◆ **WHAT IS ASKED**
Review the material line by line. Identify and copy every line that contains the string "sélectionner".

Data records:
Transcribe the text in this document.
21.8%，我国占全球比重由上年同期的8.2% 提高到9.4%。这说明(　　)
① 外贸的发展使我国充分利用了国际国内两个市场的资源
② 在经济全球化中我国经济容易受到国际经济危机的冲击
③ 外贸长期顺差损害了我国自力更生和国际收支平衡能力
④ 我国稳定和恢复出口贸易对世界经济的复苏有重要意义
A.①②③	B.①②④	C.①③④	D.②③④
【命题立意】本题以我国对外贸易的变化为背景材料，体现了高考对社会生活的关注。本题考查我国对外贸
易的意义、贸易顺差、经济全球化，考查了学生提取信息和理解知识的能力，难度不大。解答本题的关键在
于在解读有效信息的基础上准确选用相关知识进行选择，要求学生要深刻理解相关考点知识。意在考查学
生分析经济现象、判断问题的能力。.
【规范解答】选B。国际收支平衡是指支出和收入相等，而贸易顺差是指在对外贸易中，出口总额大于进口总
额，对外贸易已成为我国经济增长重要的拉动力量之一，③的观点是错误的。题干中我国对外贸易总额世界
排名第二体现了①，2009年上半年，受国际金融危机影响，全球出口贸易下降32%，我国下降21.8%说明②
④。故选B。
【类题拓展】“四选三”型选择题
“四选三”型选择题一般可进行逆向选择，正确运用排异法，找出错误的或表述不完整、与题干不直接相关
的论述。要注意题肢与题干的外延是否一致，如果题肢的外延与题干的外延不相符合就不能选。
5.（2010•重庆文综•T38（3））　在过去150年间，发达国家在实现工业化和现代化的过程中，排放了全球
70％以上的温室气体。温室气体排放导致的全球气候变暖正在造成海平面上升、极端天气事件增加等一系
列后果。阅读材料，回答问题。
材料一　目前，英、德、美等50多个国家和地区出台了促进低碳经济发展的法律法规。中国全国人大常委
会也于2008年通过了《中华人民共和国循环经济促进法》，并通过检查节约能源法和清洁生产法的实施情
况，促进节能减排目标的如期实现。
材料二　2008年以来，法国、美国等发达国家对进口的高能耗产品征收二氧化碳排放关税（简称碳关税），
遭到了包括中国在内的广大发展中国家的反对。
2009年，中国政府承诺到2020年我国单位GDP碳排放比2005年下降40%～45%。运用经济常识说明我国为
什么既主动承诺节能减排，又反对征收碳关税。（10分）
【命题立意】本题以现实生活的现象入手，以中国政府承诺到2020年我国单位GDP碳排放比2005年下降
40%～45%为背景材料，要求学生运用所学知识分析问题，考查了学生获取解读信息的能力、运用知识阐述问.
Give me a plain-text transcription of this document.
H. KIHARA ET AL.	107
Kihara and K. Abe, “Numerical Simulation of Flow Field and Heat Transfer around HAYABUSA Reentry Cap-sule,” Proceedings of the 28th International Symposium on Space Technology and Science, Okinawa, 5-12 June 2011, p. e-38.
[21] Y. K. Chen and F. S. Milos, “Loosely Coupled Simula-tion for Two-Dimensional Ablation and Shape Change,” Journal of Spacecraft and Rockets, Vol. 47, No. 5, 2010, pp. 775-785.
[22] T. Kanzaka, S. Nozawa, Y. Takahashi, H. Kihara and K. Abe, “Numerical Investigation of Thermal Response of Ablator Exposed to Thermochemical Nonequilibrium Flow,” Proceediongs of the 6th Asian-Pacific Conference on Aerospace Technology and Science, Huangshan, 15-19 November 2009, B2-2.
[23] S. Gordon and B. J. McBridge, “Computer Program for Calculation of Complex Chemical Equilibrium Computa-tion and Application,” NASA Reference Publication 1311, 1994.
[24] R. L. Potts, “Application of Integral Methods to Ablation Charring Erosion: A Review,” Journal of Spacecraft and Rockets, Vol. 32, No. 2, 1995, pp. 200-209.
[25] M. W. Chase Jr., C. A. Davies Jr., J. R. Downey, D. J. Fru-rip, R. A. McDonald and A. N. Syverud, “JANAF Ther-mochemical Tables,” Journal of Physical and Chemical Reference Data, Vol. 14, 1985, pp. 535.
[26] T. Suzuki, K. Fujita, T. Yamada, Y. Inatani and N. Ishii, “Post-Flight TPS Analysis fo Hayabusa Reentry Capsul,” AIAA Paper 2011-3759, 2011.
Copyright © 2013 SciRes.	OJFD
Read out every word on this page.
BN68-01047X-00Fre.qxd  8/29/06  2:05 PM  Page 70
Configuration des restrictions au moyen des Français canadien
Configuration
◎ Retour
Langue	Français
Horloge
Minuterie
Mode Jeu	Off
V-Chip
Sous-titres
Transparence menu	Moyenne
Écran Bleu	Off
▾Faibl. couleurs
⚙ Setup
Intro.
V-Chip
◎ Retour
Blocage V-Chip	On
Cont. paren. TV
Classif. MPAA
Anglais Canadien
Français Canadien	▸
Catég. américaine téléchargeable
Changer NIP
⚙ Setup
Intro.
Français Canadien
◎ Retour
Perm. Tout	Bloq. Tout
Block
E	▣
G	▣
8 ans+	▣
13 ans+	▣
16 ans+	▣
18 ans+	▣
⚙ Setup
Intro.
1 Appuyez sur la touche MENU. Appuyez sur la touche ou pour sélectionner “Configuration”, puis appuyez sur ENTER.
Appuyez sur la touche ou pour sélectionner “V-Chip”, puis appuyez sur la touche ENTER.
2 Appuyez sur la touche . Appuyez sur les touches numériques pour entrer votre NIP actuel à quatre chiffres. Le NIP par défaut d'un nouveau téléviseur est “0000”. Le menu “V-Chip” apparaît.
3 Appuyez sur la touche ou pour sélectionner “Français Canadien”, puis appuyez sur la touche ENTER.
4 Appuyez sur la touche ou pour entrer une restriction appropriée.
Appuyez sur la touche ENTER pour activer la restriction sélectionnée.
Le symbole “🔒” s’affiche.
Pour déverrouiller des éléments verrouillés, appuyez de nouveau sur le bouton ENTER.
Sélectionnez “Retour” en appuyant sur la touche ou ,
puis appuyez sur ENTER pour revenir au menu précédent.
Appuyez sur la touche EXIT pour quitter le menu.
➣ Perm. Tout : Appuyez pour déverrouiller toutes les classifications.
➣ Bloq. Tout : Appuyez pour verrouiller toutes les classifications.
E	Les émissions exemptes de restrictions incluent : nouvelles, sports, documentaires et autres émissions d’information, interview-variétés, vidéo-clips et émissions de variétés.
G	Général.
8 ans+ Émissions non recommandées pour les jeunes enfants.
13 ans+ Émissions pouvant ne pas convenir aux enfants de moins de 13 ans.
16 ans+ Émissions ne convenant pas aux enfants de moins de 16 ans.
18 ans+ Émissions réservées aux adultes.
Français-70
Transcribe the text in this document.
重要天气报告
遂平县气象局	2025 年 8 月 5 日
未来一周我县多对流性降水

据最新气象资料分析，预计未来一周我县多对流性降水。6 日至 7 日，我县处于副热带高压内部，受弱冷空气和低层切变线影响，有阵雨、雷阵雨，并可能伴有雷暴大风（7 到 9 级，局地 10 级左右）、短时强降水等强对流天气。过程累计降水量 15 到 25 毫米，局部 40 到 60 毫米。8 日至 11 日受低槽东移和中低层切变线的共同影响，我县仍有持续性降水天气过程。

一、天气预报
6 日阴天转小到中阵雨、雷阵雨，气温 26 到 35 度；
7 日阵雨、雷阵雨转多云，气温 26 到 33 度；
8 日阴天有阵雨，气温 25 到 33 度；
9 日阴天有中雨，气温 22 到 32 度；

◆ **ANSWER TO THE EXERCISE**
1 Appuyez sur la touche MENU. Appuyez sur la touche ou pour sélectionner “Configuration”, puis appuyez sur ENTER.
Appuyez sur la touche ou pour sélectionner “V-Chip”, puis appuyez sur la touche ENTER.
3 Appuyez sur la touche ou pour sélectionner “Français Canadien”, puis appuyez sur la touche ENTER.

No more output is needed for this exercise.